Dataset entries
————
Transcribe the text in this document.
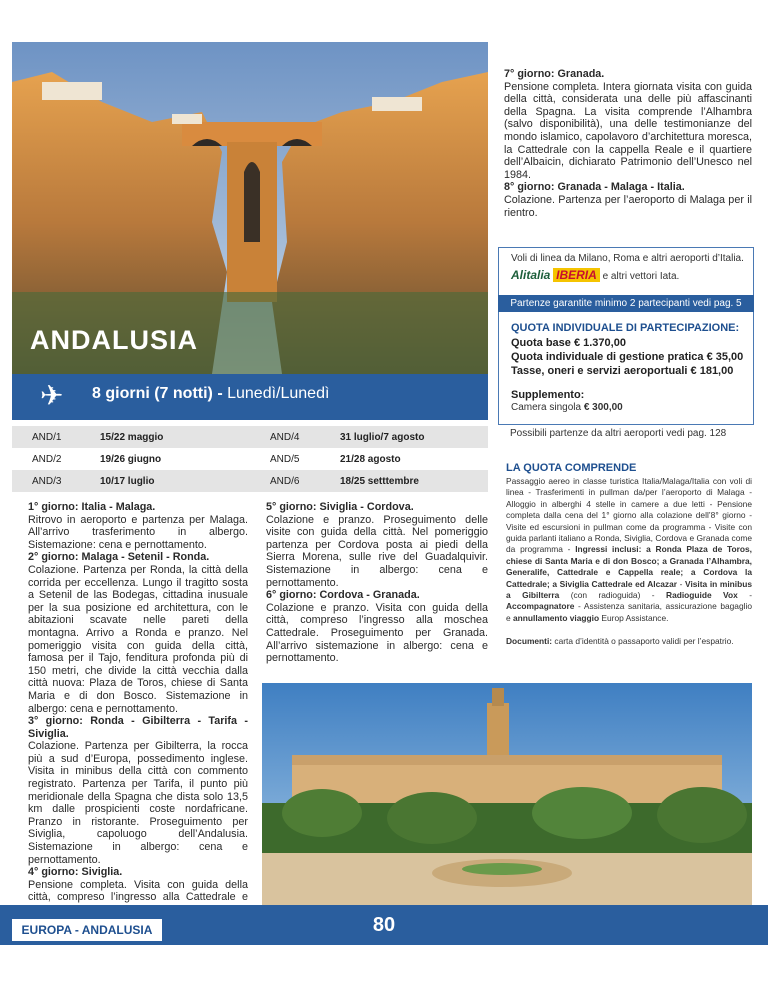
ANDALUSIA
✈ 8 giorni (7 notti) - Lunedì/Lunedì
AND/1	15/22 maggio	AND/4	31 luglio/7 agosto
AND/2	19/26 giugno	AND/5	21/28 agosto
AND/3	10/17 luglio	AND/6	18/25 setttembre

1° giorno: Italia - Malaga.
Ritrovo in aeroporto e partenza per Malaga. All’arrivo trasferimento in albergo. Sistemazione: cena e pernottamento.

2° giorno: Malaga - Setenil - Ronda.
Colazione. Partenza per Ronda, la città della corrida per eccellenza. Lungo il tragitto sosta a Setenil de las Bodegas, cittadina inusuale per la sua posizione ed architettura, con le abitazioni scavate nelle pareti della montagna. Arrivo a Ronda e pranzo. Nel pomeriggio visita con guida della città, famosa per il Tajo, fenditura profonda più di 150 metri, che divide la città vecchia dalla città nuova: Plaza de Toros, chiese di Santa Maria e di don Bosco. Sistemazione in albergo: cena e pernottamento.

3° giorno: Ronda - Gibilterra - Tarifa - Siviglia.
Colazione. Partenza per Gibilterra, la rocca più a sud d’Europa, possedimento inglese. Visita in minibus della città con commento registrato. Partenza per Tarifa, il punto più meridionale della Spagna che dista solo 13,5 km dalle prospicienti coste nordafricane. Pranzo in ristorante. Proseguimento per Siviglia, capoluogo dell’Andalusia. Sistemazione in albergo: cena e pernottamento.

4° giorno: Siviglia.
Pensione completa. Visita con guida della città, compreso l’ingresso alla Cattedrale e

5° giorno: Siviglia - Cordova.
Colazione e pranzo. Proseguimento delle visite con guida della città. Nel pomeriggio partenza per Cordova posta ai piedi della Sierra Morena, sulle rive del Guadalquivir. Sistemazione in albergo: cena e pernottamento.

6° giorno: Cordova - Granada.
Colazione e pranzo. Visita con guida della città, compreso l’ingresso alla moschea Cattedrale. Proseguimento per Granada. All’arrivo sistemazione in albergo: cena e pernottamento.

7° giorno: Granada.
Pensione completa. Intera giornata visita con guida della città, considerata una delle più affascinanti della Spagna. La visita comprende l’Alhambra (salvo disponibilità), una delle testimonianze del mondo islamico, capolavoro d’architettura moresca, la Cattedrale con la cappella Reale e il quartiere dell’Albaicin, dichiarato Patrimonio dell’Unesco nel 1984.

8° giorno: Granada - Malaga - Italia.
Colazione. Partenza per l’aeroporto di Malaga per il rientro.

Voli di linea da Milano, Roma e altri aeroporti d’Italia.
Alitalia IBERIA e altri vettori Iata.
Partenze garantite minimo 2 partecipanti vedi pag. 5
QUOTA INDIVIDUALE DI PARTECIPAZIONE:
Quota base € 1.370,00
Quota individuale di gestione pratica € 35,00
Tasse, oneri e servizi aeroportuali € 181,00
Supplemento:
Camera singola € 300,00
Possibili partenze da altri aeroporti vedi pag. 128
LA QUOTA COMPRENDE
Passaggio aereo in classe turistica Italia/Malaga/Italia con voli di linea - Trasferimenti in pullman da/per l’aeroporto di Malaga - Alloggio in alberghi 4 stelle in camere a due letti - Pensione completa dalla cena del 1° giorno alla colazione dell’8° giorno - Visite ed escursioni in pullman come da programma - Visite con guida parlanti italiano a Ronda, Siviglia, Cordova e Granada come da programma - Ingressi inclusi: a Ronda Plaza de Toros, chiese di Santa Maria e di don Bosco; a Granada l’Alhambra, Generalife, Cattedrale e Cappella reale; a Cordova la Cattedrale; a Siviglia Cattedrale ed Alcazar - Visita in minibus a Gibilterra (con radioguida) - Radioguide Vox - Accompagnatore - Assistenza sanitaria, assicurazione bagaglio e annullamento viaggio Europ Assistance.
Documenti: carta d’identità o passaporto validi per l’espatrio.
EUROPA - ANDALUSIA	80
————
JOB => Your task is to transcribe all of the records precisely, with no images included.

OUTPUT OF THE EXERCISE =>
Transcribe the text in this document.
ANDALUSIA
✈ 8 giorni (7 notti) - Lunedì/Lunedì
AND/1	15/22 maggio	AND/4	31 luglio/7 agosto
AND/2	19/26 giugno	AND/5	21/28 agosto
AND/3	10/17 luglio	AND/6	18/25 setttembre

1° giorno: Italia - Malaga.
Ritrovo in aeroporto e partenza per Malaga. All’arrivo trasferimento in albergo. Sistemazione: cena e pernottamento.

2° giorno: Malaga - Setenil - Ronda.
Colazione. Partenza per Ronda, la città della corrida per eccellenza. Lungo il tragitto sosta a Setenil de las Bodegas, cittadina inusuale per la sua posizione ed architettura, con le abitazioni scavate nelle pareti della montagna. Arrivo a Ronda e pranzo. Nel pomeriggio visita con guida della città, famosa per il Tajo, fenditura profonda più di 150 metri, che divide la città vecchia dalla città nuova: Plaza de Toros, chiese di Santa Maria e di don Bosco. Sistemazione in albergo: cena e pernottamento.

3° giorno: Ronda - Gibilterra - Tarifa - Siviglia.
Colazione. Partenza per Gibilterra, la rocca più a sud d’Europa, possedimento inglese. Visita in minibus della città con commento registrato. Partenza per Tarifa, il punto più meridionale della Spagna che dista solo 13,5 km dalle prospicienti coste nordafricane. Pranzo in ristorante. Proseguimento per Siviglia, capoluogo dell’Andalusia. Sistemazione in albergo: cena e pernottamento.

4° giorno: Siviglia.
Pensione completa. Visita con guida della città, compreso l’ingresso alla Cattedrale e

5° giorno: Siviglia - Cordova.
Colazione e pranzo. Proseguimento delle visite con guida della città. Nel pomeriggio partenza per Cordova posta ai piedi della Sierra Morena, sulle rive del Guadalquivir. Sistemazione in albergo: cena e pernottamento.

6° giorno: Cordova - Granada.
Colazione e pranzo. Visita con guida della città, compreso l’ingresso alla moschea Cattedrale. Proseguimento per Granada. All’arrivo sistemazione in albergo: cena e pernottamento.

7° giorno: Granada.
Pensione completa. Intera giornata visita con guida della città, considerata una delle più affascinanti della Spagna. La visita comprende l’Alhambra (salvo disponibilità), una delle testimonianze del mondo islamico, capolavoro d’architettura moresca, la Cattedrale con la cappella Reale e il quartiere dell’Albaicin, dichiarato Patrimonio dell’Unesco nel 1984.

8° giorno: Granada - Malaga - Italia.
Colazione. Partenza per l’aeroporto di Malaga per il rientro.

Voli di linea da Milano, Roma e altri aeroporti d’Italia.
Alitalia IBERIA e altri vettori Iata.
Partenze garantite minimo 2 partecipanti vedi pag. 5
QUOTA INDIVIDUALE DI PARTECIPAZIONE:
Quota base € 1.370,00
Quota individuale di gestione pratica € 35,00
Tasse, oneri e servizi aeroportuali € 181,00
Supplemento:
Camera singola € 300,00
Possibili partenze da altri aeroporti vedi pag. 128
LA QUOTA COMPRENDE
Passaggio aereo in classe turistica Italia/Malaga/Italia con voli di linea - Trasferimenti in pullman da/per l’aeroporto di Malaga - Alloggio in alberghi 4 stelle in camere a due letti - Pensione completa dalla cena del 1° giorno alla colazione dell’8° giorno - Visite ed escursioni in pullman come da programma - Visite con guida parlanti italiano a Ronda, Siviglia, Cordova e Granada come da programma - Ingressi inclusi: a Ronda Plaza de Toros, chiese di Santa Maria e di don Bosco; a Granada l’Alhambra, Generalife, Cattedrale e Cappella reale; a Cordova la Cattedrale; a Siviglia Cattedrale ed Alcazar - Visita in minibus a Gibilterra (con radioguida) - Radioguide Vox - Accompagnatore - Assistenza sanitaria, assicurazione bagaglio e annullamento viaggio Europ Assistance.
Documenti: carta d’identità o passaporto validi per l’espatrio.
EUROPA - ANDALUSIA	80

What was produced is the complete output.